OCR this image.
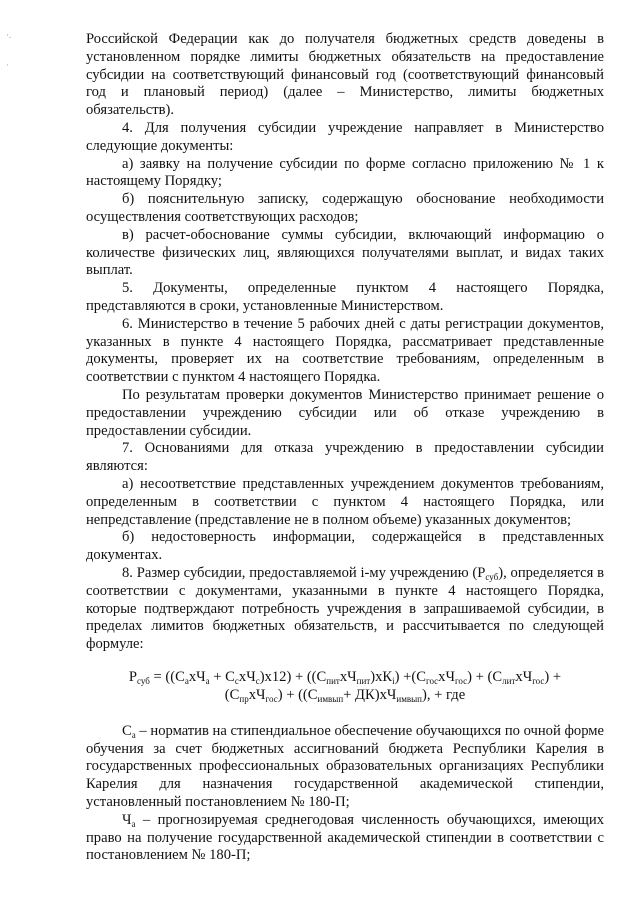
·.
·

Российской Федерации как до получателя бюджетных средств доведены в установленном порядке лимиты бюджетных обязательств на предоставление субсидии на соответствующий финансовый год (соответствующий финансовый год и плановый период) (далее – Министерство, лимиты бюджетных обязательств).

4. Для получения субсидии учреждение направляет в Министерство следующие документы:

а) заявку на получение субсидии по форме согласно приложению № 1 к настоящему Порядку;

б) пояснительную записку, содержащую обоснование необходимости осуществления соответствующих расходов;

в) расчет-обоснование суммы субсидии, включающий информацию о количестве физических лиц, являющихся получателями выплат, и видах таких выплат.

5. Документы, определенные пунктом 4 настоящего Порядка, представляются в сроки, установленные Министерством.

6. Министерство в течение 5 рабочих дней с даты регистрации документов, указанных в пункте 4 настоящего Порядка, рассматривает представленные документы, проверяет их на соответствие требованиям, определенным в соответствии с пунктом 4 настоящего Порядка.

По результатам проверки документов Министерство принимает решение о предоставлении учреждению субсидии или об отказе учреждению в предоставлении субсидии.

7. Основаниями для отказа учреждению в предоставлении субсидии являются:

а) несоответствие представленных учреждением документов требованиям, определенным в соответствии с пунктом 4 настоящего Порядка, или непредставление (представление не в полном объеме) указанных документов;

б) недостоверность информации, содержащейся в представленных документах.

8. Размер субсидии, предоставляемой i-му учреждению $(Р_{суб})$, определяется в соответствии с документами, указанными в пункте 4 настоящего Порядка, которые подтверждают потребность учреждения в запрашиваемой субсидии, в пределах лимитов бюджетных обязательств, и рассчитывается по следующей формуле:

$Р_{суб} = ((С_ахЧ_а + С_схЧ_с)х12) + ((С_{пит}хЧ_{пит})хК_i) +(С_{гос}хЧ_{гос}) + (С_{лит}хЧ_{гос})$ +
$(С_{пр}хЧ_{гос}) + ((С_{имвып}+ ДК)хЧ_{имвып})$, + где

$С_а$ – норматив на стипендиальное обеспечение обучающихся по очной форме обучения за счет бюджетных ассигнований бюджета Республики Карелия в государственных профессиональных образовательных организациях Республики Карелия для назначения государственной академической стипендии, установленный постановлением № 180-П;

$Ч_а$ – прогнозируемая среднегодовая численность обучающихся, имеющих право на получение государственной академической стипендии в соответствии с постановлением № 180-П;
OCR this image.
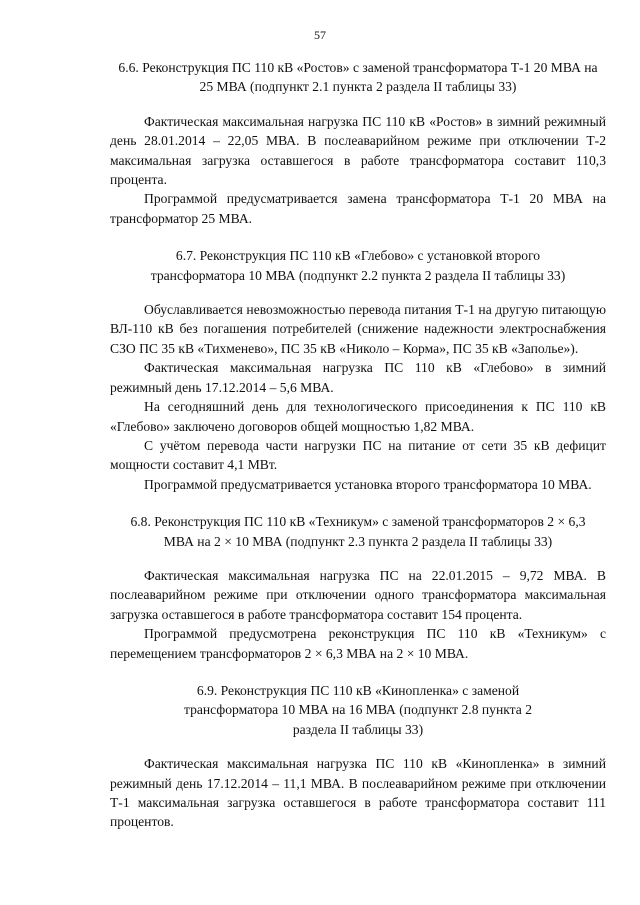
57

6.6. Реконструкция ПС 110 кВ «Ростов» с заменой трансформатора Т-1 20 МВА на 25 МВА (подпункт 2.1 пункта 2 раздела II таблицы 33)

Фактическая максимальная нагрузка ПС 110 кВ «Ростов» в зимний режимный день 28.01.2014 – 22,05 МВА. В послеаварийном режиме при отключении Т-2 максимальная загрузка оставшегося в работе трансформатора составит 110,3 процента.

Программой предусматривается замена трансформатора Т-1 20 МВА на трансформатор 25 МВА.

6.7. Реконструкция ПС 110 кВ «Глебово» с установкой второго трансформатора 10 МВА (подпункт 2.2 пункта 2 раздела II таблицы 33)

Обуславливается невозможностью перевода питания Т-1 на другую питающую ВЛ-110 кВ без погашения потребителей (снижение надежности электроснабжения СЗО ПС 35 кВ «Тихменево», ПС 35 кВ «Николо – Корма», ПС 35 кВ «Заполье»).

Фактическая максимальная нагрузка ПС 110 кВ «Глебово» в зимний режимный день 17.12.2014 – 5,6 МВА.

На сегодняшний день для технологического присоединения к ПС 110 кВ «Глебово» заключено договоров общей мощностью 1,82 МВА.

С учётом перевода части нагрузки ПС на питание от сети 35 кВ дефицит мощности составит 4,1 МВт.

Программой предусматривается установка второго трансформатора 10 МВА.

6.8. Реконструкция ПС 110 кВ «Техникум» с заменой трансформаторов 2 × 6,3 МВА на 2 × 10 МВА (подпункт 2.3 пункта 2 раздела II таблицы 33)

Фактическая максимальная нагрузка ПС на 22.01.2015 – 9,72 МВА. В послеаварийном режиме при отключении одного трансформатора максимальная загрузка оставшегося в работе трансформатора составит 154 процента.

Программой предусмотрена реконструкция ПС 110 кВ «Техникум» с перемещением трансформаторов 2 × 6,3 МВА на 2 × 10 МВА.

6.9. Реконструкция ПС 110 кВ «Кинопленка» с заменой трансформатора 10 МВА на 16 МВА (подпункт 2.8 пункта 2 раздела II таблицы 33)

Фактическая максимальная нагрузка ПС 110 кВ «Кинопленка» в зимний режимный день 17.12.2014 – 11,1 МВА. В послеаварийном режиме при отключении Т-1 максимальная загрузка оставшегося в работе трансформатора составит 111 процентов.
.....
● **What to produce**
Transcribe the records above exactly as they appear, leaving out any pictures.

● **Result of the task**
OCR this image.
·.
·

Российской Федерации как до получателя бюджетных средств доведены в установленном порядке лимиты бюджетных обязательств на предоставление субсидии на соответствующий финансовый год (соответствующий финансовый год и плановый период) (далее – Министерство, лимиты бюджетных обязательств).

4. Для получения субсидии учреждение направляет в Министерство следующие документы:

а) заявку на получение субсидии по форме согласно приложению № 1 к настоящему Порядку;

б) пояснительную записку, содержащую обоснование необходимости осуществления соответствующих расходов;

в) расчет-обоснование суммы субсидии, включающий информацию о количестве физических лиц, являющихся получателями выплат, и видах таких выплат.

5. Документы, определенные пунктом 4 настоящего Порядка, представляются в сроки, установленные Министерством.

6. Министерство в течение 5 рабочих дней с даты регистрации документов, указанных в пункте 4 настоящего Порядка, рассматривает представленные документы, проверяет их на соответствие требованиям, определенным в соответствии с пунктом 4 настоящего Порядка.

По результатам проверки документов Министерство принимает решение о предоставлении учреждению субсидии или об отказе учреждению в предоставлении субсидии.

7. Основаниями для отказа учреждению в предоставлении субсидии являются:

а) несоответствие представленных учреждением документов требованиям, определенным в соответствии с пунктом 4 настоящего Порядка, или непредставление (представление не в полном объеме) указанных документов;

б) недостоверность информации, содержащейся в представленных документах.

8. Размер субсидии, предоставляемой i-му учреждению $(Р_{суб})$, определяется в соответствии с документами, указанными в пункте 4 настоящего Порядка, которые подтверждают потребность учреждения в запрашиваемой субсидии, в пределах лимитов бюджетных обязательств, и рассчитывается по следующей формуле:

$Р_{суб} = ((С_ахЧ_а + С_схЧ_с)х12) + ((С_{пит}хЧ_{пит})хК_i) +(С_{гос}хЧ_{гос}) + (С_{лит}хЧ_{гос})$ +
$(С_{пр}хЧ_{гос}) + ((С_{имвып}+ ДК)хЧ_{имвып})$, + где

$С_а$ – норматив на стипендиальное обеспечение обучающихся по очной форме обучения за счет бюджетных ассигнований бюджета Республики Карелия в государственных профессиональных образовательных организациях Республики Карелия для назначения государственной академической стипендии, установленный постановлением № 180-П;

$Ч_а$ – прогнозируемая среднегодовая численность обучающихся, имеющих право на получение государственной академической стипендии в соответствии с постановлением № 180-П;
OCR this image.
57

6.6. Реконструкция ПС 110 кВ «Ростов» с заменой трансформатора Т-1 20 МВА на 25 МВА (подпункт 2.1 пункта 2 раздела II таблицы 33)

Фактическая максимальная нагрузка ПС 110 кВ «Ростов» в зимний режимный день 28.01.2014 – 22,05 МВА. В послеаварийном режиме при отключении Т-2 максимальная загрузка оставшегося в работе трансформатора составит 110,3 процента.

Программой предусматривается замена трансформатора Т-1 20 МВА на трансформатор 25 МВА.

6.7. Реконструкция ПС 110 кВ «Глебово» с установкой второго трансформатора 10 МВА (подпункт 2.2 пункта 2 раздела II таблицы 33)

Обуславливается невозможностью перевода питания Т-1 на другую питающую ВЛ-110 кВ без погашения потребителей (снижение надежности электроснабжения СЗО ПС 35 кВ «Тихменево», ПС 35 кВ «Николо – Корма», ПС 35 кВ «Заполье»).

Фактическая максимальная нагрузка ПС 110 кВ «Глебово» в зимний режимный день 17.12.2014 – 5,6 МВА.

На сегодняшний день для технологического присоединения к ПС 110 кВ «Глебово» заключено договоров общей мощностью 1,82 МВА.

С учётом перевода части нагрузки ПС на питание от сети 35 кВ дефицит мощности составит 4,1 МВт.

Программой предусматривается установка второго трансформатора 10 МВА.

6.8. Реконструкция ПС 110 кВ «Техникум» с заменой трансформаторов 2 × 6,3 МВА на 2 × 10 МВА (подпункт 2.3 пункта 2 раздела II таблицы 33)

Фактическая максимальная нагрузка ПС на 22.01.2015 – 9,72 МВА. В послеаварийном режиме при отключении одного трансформатора максимальная загрузка оставшегося в работе трансформатора составит 154 процента.

Программой предусмотрена реконструкция ПС 110 кВ «Техникум» с перемещением трансформаторов 2 × 6,3 МВА на 2 × 10 МВА.

6.9. Реконструкция ПС 110 кВ «Кинопленка» с заменой трансформатора 10 МВА на 16 МВА (подпункт 2.8 пункта 2 раздела II таблицы 33)

Фактическая максимальная нагрузка ПС 110 кВ «Кинопленка» в зимний режимный день 17.12.2014 – 11,1 МВА. В послеаварийном режиме при отключении Т-1 максимальная загрузка оставшегося в работе трансформатора составит 111 процентов.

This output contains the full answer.